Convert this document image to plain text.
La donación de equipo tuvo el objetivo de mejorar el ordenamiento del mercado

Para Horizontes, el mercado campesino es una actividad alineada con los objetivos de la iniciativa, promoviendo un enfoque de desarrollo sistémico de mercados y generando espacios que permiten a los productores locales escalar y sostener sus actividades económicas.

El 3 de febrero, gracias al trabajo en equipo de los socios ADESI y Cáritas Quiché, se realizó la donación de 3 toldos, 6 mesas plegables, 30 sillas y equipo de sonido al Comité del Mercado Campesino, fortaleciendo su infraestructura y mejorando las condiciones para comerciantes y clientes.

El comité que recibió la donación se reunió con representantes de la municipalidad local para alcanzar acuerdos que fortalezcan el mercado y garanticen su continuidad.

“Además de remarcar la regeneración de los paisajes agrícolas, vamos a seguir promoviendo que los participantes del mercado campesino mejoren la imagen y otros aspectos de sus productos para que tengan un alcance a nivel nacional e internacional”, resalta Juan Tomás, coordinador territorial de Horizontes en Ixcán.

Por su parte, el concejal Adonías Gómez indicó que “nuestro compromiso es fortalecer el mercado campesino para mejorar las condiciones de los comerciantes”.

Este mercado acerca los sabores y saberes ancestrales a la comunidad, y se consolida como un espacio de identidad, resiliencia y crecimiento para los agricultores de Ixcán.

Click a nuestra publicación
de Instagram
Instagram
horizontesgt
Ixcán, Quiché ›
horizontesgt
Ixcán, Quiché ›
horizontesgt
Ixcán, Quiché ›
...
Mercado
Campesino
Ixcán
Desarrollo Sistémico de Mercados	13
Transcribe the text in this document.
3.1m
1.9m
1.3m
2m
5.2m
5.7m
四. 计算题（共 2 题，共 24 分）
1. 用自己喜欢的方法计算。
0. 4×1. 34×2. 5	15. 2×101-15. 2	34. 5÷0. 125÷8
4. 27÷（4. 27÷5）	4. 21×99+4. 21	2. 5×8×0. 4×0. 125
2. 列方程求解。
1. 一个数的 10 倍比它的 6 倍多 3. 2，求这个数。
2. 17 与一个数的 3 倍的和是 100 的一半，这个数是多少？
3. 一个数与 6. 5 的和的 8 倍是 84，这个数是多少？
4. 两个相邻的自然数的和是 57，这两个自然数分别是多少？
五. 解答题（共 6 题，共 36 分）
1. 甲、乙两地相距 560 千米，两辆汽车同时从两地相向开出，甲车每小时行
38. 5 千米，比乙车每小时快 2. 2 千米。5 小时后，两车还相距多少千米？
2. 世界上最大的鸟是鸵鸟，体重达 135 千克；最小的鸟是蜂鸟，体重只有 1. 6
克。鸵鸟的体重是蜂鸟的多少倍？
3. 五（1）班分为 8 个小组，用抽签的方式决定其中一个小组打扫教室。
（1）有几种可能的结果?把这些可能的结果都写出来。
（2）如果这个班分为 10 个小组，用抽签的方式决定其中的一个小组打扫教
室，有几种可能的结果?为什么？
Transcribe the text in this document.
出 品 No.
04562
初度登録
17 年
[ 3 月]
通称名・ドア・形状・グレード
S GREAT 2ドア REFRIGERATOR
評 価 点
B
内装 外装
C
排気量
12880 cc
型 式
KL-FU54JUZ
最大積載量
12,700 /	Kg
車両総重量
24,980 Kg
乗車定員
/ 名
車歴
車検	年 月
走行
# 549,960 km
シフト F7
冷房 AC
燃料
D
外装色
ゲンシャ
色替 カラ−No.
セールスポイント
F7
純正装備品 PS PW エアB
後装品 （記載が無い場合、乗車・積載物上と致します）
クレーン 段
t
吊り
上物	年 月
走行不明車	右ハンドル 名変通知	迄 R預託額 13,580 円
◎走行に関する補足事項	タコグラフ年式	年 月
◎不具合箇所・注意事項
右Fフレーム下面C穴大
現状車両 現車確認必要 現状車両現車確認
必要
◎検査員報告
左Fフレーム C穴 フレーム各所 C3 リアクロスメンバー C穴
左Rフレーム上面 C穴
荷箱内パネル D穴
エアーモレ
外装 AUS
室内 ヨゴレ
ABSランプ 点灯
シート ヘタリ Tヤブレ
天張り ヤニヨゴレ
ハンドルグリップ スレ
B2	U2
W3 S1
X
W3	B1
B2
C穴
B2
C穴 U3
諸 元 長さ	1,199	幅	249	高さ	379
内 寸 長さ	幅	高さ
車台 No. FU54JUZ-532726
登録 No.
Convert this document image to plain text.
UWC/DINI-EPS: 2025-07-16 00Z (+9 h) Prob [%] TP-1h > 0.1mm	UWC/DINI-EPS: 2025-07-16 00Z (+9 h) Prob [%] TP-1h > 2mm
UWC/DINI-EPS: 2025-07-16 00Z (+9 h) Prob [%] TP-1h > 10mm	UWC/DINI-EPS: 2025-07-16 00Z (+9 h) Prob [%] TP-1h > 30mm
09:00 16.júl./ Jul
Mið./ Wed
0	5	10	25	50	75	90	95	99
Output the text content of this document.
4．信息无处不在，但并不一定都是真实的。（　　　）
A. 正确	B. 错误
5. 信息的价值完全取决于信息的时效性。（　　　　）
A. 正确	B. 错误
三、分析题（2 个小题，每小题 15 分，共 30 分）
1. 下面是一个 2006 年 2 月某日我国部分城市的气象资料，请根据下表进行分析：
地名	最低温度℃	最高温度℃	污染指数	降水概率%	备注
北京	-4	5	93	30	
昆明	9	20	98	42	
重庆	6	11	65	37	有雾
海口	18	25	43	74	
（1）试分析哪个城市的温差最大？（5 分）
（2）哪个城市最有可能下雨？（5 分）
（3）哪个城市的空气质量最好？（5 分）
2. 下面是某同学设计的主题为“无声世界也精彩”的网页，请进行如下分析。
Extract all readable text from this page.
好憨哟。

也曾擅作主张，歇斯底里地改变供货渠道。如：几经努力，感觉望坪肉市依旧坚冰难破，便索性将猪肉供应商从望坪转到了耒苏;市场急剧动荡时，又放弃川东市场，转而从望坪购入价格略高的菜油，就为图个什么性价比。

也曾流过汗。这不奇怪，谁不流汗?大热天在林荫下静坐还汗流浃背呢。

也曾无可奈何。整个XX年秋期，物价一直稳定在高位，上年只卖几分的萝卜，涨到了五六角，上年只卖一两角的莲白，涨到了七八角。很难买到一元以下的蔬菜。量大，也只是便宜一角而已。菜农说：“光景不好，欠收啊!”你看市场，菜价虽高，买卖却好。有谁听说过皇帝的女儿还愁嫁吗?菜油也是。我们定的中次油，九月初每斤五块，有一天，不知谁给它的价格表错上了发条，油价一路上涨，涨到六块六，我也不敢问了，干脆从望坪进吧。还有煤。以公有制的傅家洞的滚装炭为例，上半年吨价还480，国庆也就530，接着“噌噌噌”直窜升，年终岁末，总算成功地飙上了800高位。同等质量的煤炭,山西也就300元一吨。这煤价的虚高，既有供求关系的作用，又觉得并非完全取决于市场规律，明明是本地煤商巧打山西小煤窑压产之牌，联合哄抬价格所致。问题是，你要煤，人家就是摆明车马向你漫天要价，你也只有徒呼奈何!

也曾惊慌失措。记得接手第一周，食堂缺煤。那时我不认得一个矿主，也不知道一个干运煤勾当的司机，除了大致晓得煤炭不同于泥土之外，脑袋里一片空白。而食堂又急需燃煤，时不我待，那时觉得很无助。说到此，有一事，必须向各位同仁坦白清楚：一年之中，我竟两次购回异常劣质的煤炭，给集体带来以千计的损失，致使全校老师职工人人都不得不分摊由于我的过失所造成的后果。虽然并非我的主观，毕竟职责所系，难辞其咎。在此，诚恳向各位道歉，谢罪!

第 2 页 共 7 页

===============

Pull out all lines containing "Prob".

UWC/DINI-EPS: 2025-07-16 00Z (+9 h) Prob [%] TP-1h > 0.1mm	UWC/DINI-EPS: 2025-07-16 00Z (+9 h) Prob [%] TP-1h > 2mm
UWC/DINI-EPS: 2025-07-16 00Z (+9 h) Prob [%] TP-1h > 10mm	UWC/DINI-EPS: 2025-07-16 00Z (+9 h) Prob [%] TP-1h > 30mm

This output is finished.